-- Start of MATERIAL FOR THIS TASK --

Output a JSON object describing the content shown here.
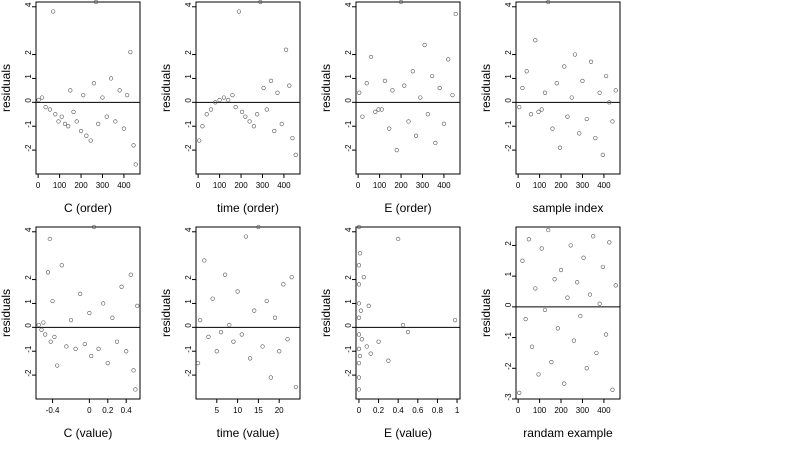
{
  "chart_data": [
    {
      "type": "scatter",
      "xlabel": "C (order)",
      "ylabel": "residuals",
      "xlim": [
        -10,
        475
      ],
      "ylim": [
        -3.0,
        4.2
      ],
      "xticks": [
        0,
        100,
        200,
        300,
        400
      ],
      "yticks": [
        -2,
        -1,
        0,
        1,
        2,
        4
      ],
      "hline": 0,
      "points": [
        [
          2,
          0.1
        ],
        [
          18,
          0.2
        ],
        [
          35,
          -0.2
        ],
        [
          55,
          -0.3
        ],
        [
          70,
          3.8
        ],
        [
          80,
          -0.5
        ],
        [
          95,
          -0.8
        ],
        [
          110,
          -0.6
        ],
        [
          125,
          -0.9
        ],
        [
          140,
          -1.0
        ],
        [
          150,
          0.5
        ],
        [
          165,
          -0.4
        ],
        [
          180,
          -0.8
        ],
        [
          200,
          -1.2
        ],
        [
          210,
          0.3
        ],
        [
          225,
          -1.4
        ],
        [
          245,
          -1.6
        ],
        [
          260,
          0.8
        ],
        [
          270,
          4.2
        ],
        [
          280,
          -0.9
        ],
        [
          300,
          0.2
        ],
        [
          320,
          -0.6
        ],
        [
          340,
          1.0
        ],
        [
          360,
          -0.8
        ],
        [
          380,
          0.5
        ],
        [
          400,
          -1.1
        ],
        [
          415,
          0.3
        ],
        [
          430,
          2.1
        ],
        [
          445,
          -1.8
        ],
        [
          455,
          -2.6
        ]
      ]
    },
    {
      "type": "scatter",
      "xlabel": "time (order)",
      "ylabel": "residuals",
      "xlim": [
        -10,
        475
      ],
      "ylim": [
        -3.0,
        4.2
      ],
      "xticks": [
        0,
        100,
        200,
        300,
        400
      ],
      "yticks": [
        -2,
        -1,
        0,
        1,
        2,
        4
      ],
      "hline": 0,
      "points": [
        [
          5,
          -1.6
        ],
        [
          20,
          -1.0
        ],
        [
          40,
          -0.5
        ],
        [
          60,
          -0.3
        ],
        [
          80,
          0.0
        ],
        [
          100,
          0.1
        ],
        [
          120,
          0.2
        ],
        [
          140,
          0.1
        ],
        [
          160,
          0.3
        ],
        [
          175,
          -0.2
        ],
        [
          190,
          3.8
        ],
        [
          205,
          -0.4
        ],
        [
          220,
          -0.6
        ],
        [
          240,
          -0.8
        ],
        [
          260,
          -1.0
        ],
        [
          275,
          -0.5
        ],
        [
          290,
          4.2
        ],
        [
          305,
          0.6
        ],
        [
          320,
          -0.3
        ],
        [
          340,
          0.9
        ],
        [
          355,
          -1.2
        ],
        [
          370,
          0.4
        ],
        [
          390,
          -0.9
        ],
        [
          410,
          2.2
        ],
        [
          425,
          0.7
        ],
        [
          440,
          -1.5
        ],
        [
          455,
          -2.2
        ]
      ]
    },
    {
      "type": "scatter",
      "xlabel": "E (order)",
      "ylabel": "residuals",
      "xlim": [
        -10,
        475
      ],
      "ylim": [
        -3.0,
        4.2
      ],
      "xticks": [
        0,
        100,
        200,
        300,
        400
      ],
      "yticks": [
        -2,
        -1,
        0,
        1,
        2,
        4
      ],
      "hline": 0,
      "points": [
        [
          5,
          0.4
        ],
        [
          20,
          -0.6
        ],
        [
          40,
          0.8
        ],
        [
          60,
          1.9
        ],
        [
          80,
          -0.4
        ],
        [
          95,
          -0.3
        ],
        [
          110,
          -0.3
        ],
        [
          125,
          0.9
        ],
        [
          145,
          -1.1
        ],
        [
          160,
          0.5
        ],
        [
          180,
          -2.0
        ],
        [
          200,
          4.2
        ],
        [
          215,
          0.7
        ],
        [
          235,
          -0.8
        ],
        [
          255,
          1.3
        ],
        [
          270,
          -1.4
        ],
        [
          290,
          0.2
        ],
        [
          310,
          2.4
        ],
        [
          325,
          -0.5
        ],
        [
          345,
          1.1
        ],
        [
          360,
          -1.7
        ],
        [
          380,
          0.6
        ],
        [
          400,
          -0.9
        ],
        [
          420,
          1.8
        ],
        [
          440,
          0.3
        ],
        [
          455,
          3.7
        ]
      ]
    },
    {
      "type": "scatter",
      "xlabel": "sample index",
      "ylabel": "residuals",
      "xlim": [
        -10,
        475
      ],
      "ylim": [
        -3.0,
        4.2
      ],
      "xticks": [
        0,
        100,
        200,
        300,
        400
      ],
      "yticks": [
        -2,
        -1,
        0,
        1,
        2,
        4
      ],
      "hline": 0,
      "points": [
        [
          5,
          -0.2
        ],
        [
          20,
          0.6
        ],
        [
          40,
          1.3
        ],
        [
          60,
          -0.5
        ],
        [
          80,
          2.6
        ],
        [
          95,
          -0.4
        ],
        [
          110,
          -0.3
        ],
        [
          125,
          0.4
        ],
        [
          140,
          4.2
        ],
        [
          160,
          -1.1
        ],
        [
          180,
          0.8
        ],
        [
          195,
          -1.9
        ],
        [
          215,
          1.5
        ],
        [
          230,
          -0.6
        ],
        [
          250,
          0.2
        ],
        [
          265,
          2.0
        ],
        [
          285,
          -1.3
        ],
        [
          300,
          0.9
        ],
        [
          320,
          -0.7
        ],
        [
          340,
          1.7
        ],
        [
          360,
          -1.5
        ],
        [
          380,
          0.4
        ],
        [
          395,
          -2.2
        ],
        [
          410,
          1.1
        ],
        [
          425,
          0.0
        ],
        [
          440,
          -0.8
        ],
        [
          455,
          0.5
        ]
      ]
    },
    {
      "type": "scatter",
      "xlabel": "C (value)",
      "ylabel": "residuals",
      "xlim": [
        -0.58,
        0.55
      ],
      "ylim": [
        -3.0,
        4.2
      ],
      "xticks": [
        -0.4,
        0.0,
        0.2,
        0.4
      ],
      "yticks": [
        -2,
        -1,
        0,
        1,
        2,
        4
      ],
      "hline": 0,
      "points": [
        [
          -0.55,
          0.1
        ],
        [
          -0.52,
          -0.1
        ],
        [
          -0.5,
          0.2
        ],
        [
          -0.48,
          -0.3
        ],
        [
          -0.45,
          2.3
        ],
        [
          -0.43,
          3.7
        ],
        [
          -0.42,
          -0.6
        ],
        [
          -0.4,
          1.1
        ],
        [
          -0.38,
          -0.4
        ],
        [
          -0.35,
          -1.6
        ],
        [
          -0.3,
          2.6
        ],
        [
          -0.25,
          -0.8
        ],
        [
          -0.2,
          0.3
        ],
        [
          -0.15,
          -0.9
        ],
        [
          -0.1,
          1.4
        ],
        [
          -0.05,
          -0.7
        ],
        [
          0.0,
          0.6
        ],
        [
          0.02,
          -1.2
        ],
        [
          0.05,
          4.2
        ],
        [
          0.1,
          -0.9
        ],
        [
          0.15,
          1.0
        ],
        [
          0.2,
          -1.5
        ],
        [
          0.25,
          0.4
        ],
        [
          0.3,
          -0.6
        ],
        [
          0.35,
          1.7
        ],
        [
          0.4,
          -1.0
        ],
        [
          0.45,
          2.2
        ],
        [
          0.48,
          -1.8
        ],
        [
          0.5,
          -2.6
        ],
        [
          0.52,
          0.9
        ]
      ]
    },
    {
      "type": "scatter",
      "xlabel": "time (value)",
      "ylabel": "residuals",
      "xlim": [
        0,
        25
      ],
      "ylim": [
        -3.0,
        4.2
      ],
      "xticks": [
        5,
        10,
        15,
        20
      ],
      "yticks": [
        -2,
        -1,
        0,
        1,
        2,
        4
      ],
      "hline": 0,
      "points": [
        [
          0.5,
          -1.5
        ],
        [
          1,
          0.3
        ],
        [
          2,
          2.8
        ],
        [
          3,
          -0.4
        ],
        [
          4,
          1.2
        ],
        [
          5,
          -1.0
        ],
        [
          6,
          -0.2
        ],
        [
          7,
          2.2
        ],
        [
          8,
          0.1
        ],
        [
          9,
          -0.6
        ],
        [
          10,
          1.5
        ],
        [
          11,
          -0.3
        ],
        [
          12,
          3.8
        ],
        [
          13,
          -1.3
        ],
        [
          14,
          0.7
        ],
        [
          15,
          4.2
        ],
        [
          16,
          -0.8
        ],
        [
          17,
          1.1
        ],
        [
          18,
          -2.1
        ],
        [
          19,
          0.4
        ],
        [
          20,
          -1.0
        ],
        [
          21,
          1.8
        ],
        [
          22,
          -0.5
        ],
        [
          23,
          2.1
        ],
        [
          24,
          -2.5
        ]
      ]
    },
    {
      "type": "scatter",
      "xlabel": "E (value)",
      "ylabel": "residuals",
      "xlim": [
        -0.03,
        1.03
      ],
      "ylim": [
        -3.0,
        4.2
      ],
      "xticks": [
        0.0,
        0.2,
        0.4,
        0.6,
        0.8,
        1.0
      ],
      "yticks": [
        -2,
        -1,
        0,
        1,
        2,
        4
      ],
      "hline": 0,
      "points": [
        [
          0.0,
          4.2
        ],
        [
          0.0,
          2.6
        ],
        [
          0.0,
          1.8
        ],
        [
          0.0,
          1.0
        ],
        [
          0.0,
          0.4
        ],
        [
          0.0,
          -0.3
        ],
        [
          0.0,
          -0.9
        ],
        [
          0.0,
          -1.5
        ],
        [
          0.0,
          -2.1
        ],
        [
          0.0,
          -2.6
        ],
        [
          0.01,
          3.1
        ],
        [
          0.01,
          -1.2
        ],
        [
          0.02,
          0.7
        ],
        [
          0.03,
          -0.5
        ],
        [
          0.05,
          2.1
        ],
        [
          0.08,
          -0.8
        ],
        [
          0.1,
          0.9
        ],
        [
          0.12,
          -1.1
        ],
        [
          0.2,
          -0.6
        ],
        [
          0.3,
          -1.4
        ],
        [
          0.4,
          3.7
        ],
        [
          0.45,
          0.1
        ],
        [
          0.5,
          -0.2
        ],
        [
          0.98,
          0.3
        ]
      ]
    },
    {
      "type": "scatter",
      "xlabel": "randam example",
      "ylabel": "residuals",
      "xlim": [
        -10,
        475
      ],
      "ylim": [
        -3.0,
        2.6
      ],
      "xticks": [
        0,
        100,
        200,
        300,
        400
      ],
      "yticks": [
        -3,
        -2,
        -1,
        0,
        1,
        2
      ],
      "hline": 0,
      "points": [
        [
          5,
          -2.8
        ],
        [
          20,
          1.5
        ],
        [
          35,
          -0.4
        ],
        [
          50,
          2.2
        ],
        [
          65,
          -1.3
        ],
        [
          80,
          0.6
        ],
        [
          95,
          -2.2
        ],
        [
          110,
          1.9
        ],
        [
          125,
          -0.1
        ],
        [
          140,
          2.5
        ],
        [
          155,
          -1.8
        ],
        [
          170,
          0.9
        ],
        [
          185,
          -0.7
        ],
        [
          200,
          1.2
        ],
        [
          215,
          -2.5
        ],
        [
          230,
          0.3
        ],
        [
          245,
          2.0
        ],
        [
          260,
          -1.1
        ],
        [
          275,
          0.8
        ],
        [
          290,
          -0.3
        ],
        [
          305,
          1.6
        ],
        [
          320,
          -2.0
        ],
        [
          335,
          0.4
        ],
        [
          350,
          2.3
        ],
        [
          365,
          -1.5
        ],
        [
          380,
          0.1
        ],
        [
          395,
          1.3
        ],
        [
          410,
          -0.9
        ],
        [
          425,
          2.1
        ],
        [
          440,
          -2.7
        ],
        [
          455,
          0.7
        ]
      ]
    }
  ]
}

-- End of MATERIAL FOR THIS TASK --

_TASK STATEMENT_. Give the number of lines in the records that contain the string "time", with no other output.

_RESPONSE TO THIS TASK_. 2